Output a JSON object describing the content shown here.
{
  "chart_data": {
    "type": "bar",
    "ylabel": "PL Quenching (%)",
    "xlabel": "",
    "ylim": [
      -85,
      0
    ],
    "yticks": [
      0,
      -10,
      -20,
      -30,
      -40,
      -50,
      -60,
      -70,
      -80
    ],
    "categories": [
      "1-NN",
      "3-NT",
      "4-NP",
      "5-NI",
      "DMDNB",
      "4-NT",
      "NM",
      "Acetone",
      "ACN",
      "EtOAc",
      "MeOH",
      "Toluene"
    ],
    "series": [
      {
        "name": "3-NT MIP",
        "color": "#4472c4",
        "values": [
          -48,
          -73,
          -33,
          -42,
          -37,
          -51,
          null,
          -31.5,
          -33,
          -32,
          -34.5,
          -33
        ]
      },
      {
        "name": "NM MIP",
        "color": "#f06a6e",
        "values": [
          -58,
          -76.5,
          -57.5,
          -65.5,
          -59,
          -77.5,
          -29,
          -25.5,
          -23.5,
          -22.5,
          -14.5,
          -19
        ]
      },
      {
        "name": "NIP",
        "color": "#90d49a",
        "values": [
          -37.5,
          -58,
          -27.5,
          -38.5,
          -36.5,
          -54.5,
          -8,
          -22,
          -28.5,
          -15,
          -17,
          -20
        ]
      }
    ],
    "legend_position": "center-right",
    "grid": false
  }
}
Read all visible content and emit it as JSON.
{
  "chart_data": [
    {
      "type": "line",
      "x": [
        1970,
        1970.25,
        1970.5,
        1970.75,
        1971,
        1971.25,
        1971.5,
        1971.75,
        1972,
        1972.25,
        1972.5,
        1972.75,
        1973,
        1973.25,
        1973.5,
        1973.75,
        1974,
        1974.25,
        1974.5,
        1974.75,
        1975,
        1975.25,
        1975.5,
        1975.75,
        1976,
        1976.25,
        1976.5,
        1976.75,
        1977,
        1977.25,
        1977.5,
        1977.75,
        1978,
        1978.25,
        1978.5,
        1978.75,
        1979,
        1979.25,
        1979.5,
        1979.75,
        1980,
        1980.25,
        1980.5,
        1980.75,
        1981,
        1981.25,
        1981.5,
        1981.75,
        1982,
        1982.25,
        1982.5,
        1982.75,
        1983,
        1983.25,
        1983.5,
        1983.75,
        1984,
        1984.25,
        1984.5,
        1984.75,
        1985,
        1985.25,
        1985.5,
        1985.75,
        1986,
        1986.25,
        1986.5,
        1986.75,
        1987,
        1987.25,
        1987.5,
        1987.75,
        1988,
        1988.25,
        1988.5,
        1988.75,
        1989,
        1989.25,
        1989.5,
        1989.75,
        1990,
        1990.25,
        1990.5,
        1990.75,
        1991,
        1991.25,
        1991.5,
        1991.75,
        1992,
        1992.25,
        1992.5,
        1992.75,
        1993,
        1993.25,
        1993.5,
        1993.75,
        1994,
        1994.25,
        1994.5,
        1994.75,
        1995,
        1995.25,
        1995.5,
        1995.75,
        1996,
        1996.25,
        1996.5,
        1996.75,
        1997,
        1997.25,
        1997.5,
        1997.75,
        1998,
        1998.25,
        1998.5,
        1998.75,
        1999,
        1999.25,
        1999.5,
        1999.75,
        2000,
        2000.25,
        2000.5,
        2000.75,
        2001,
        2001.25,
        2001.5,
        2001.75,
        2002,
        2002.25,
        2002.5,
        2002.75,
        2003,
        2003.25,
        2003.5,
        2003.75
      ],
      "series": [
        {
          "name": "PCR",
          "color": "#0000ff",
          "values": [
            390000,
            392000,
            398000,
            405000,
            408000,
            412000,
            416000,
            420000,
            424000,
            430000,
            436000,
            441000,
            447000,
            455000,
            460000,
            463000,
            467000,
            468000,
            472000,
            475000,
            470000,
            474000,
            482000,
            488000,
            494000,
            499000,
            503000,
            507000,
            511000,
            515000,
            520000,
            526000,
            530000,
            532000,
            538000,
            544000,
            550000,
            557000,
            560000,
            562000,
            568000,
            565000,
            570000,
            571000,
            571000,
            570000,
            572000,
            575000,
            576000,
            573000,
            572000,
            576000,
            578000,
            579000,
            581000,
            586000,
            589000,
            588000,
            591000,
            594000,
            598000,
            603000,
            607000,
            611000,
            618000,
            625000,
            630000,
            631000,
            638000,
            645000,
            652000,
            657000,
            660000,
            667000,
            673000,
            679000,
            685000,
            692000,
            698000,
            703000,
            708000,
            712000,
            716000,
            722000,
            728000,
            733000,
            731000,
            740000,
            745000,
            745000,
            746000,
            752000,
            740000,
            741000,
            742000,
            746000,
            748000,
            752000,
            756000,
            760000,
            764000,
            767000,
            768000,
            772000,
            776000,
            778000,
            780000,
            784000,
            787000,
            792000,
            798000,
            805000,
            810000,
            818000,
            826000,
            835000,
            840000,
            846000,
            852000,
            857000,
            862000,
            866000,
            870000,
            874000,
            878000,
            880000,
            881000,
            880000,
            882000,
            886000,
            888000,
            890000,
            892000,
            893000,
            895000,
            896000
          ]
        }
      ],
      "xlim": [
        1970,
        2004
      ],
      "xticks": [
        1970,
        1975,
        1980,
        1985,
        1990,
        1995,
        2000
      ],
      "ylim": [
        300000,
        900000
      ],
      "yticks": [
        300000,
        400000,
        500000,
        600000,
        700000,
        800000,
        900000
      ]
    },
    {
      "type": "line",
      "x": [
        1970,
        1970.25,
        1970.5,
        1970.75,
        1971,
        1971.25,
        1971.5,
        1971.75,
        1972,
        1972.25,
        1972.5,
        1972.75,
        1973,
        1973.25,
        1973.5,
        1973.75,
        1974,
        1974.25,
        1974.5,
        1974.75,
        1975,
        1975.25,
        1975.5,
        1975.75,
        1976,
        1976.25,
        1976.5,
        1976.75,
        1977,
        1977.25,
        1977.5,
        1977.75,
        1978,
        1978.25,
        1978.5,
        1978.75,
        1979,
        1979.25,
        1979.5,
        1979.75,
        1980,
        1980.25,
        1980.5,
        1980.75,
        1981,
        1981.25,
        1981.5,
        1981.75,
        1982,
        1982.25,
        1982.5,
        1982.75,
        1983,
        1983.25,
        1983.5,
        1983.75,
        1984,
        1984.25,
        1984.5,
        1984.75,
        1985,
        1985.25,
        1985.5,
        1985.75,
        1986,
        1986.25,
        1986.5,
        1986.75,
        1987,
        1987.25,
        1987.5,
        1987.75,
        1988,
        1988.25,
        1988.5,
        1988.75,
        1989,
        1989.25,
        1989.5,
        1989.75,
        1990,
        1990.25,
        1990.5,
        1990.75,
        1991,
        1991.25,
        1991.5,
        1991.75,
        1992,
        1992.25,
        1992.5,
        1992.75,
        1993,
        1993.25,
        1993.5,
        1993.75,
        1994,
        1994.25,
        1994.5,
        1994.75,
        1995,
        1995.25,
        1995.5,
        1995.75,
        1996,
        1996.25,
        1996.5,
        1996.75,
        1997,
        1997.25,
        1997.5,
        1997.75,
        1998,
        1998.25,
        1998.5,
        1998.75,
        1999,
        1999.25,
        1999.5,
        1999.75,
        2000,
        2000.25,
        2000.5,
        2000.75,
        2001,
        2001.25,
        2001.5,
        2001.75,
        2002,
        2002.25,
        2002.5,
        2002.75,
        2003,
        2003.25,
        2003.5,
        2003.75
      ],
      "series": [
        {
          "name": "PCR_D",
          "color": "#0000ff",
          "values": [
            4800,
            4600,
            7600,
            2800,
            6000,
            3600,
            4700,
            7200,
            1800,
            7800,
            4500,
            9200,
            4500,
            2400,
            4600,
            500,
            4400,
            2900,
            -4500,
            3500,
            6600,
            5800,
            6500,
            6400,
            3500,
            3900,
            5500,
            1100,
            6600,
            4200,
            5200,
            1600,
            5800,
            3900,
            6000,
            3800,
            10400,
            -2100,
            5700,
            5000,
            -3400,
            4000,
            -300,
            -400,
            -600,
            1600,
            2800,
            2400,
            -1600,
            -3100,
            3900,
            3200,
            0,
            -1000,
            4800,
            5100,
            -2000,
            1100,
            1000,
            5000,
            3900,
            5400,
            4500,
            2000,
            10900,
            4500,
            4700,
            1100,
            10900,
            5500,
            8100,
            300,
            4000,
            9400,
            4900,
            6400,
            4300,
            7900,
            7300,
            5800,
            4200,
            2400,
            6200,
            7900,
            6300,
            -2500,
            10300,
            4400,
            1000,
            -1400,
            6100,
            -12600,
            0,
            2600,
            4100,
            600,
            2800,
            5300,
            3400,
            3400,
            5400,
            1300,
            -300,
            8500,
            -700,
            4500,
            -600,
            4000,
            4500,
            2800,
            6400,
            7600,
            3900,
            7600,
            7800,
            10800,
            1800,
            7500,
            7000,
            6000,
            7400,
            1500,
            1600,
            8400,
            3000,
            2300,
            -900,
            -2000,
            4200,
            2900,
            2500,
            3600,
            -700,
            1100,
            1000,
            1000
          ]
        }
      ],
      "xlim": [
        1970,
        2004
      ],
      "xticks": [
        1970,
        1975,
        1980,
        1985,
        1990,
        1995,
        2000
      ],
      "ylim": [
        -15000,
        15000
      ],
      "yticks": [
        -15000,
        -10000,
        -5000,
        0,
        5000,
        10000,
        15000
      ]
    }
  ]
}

§ PROBLEM
Copy all lines above containing the string "name".

§ SOLUTION TO THIS EXERCISE
        "name": "3-NT MIP",
        "name": "NM MIP",
        "name": "NIP",
          "name": "PCR",
          "name": "PCR_D",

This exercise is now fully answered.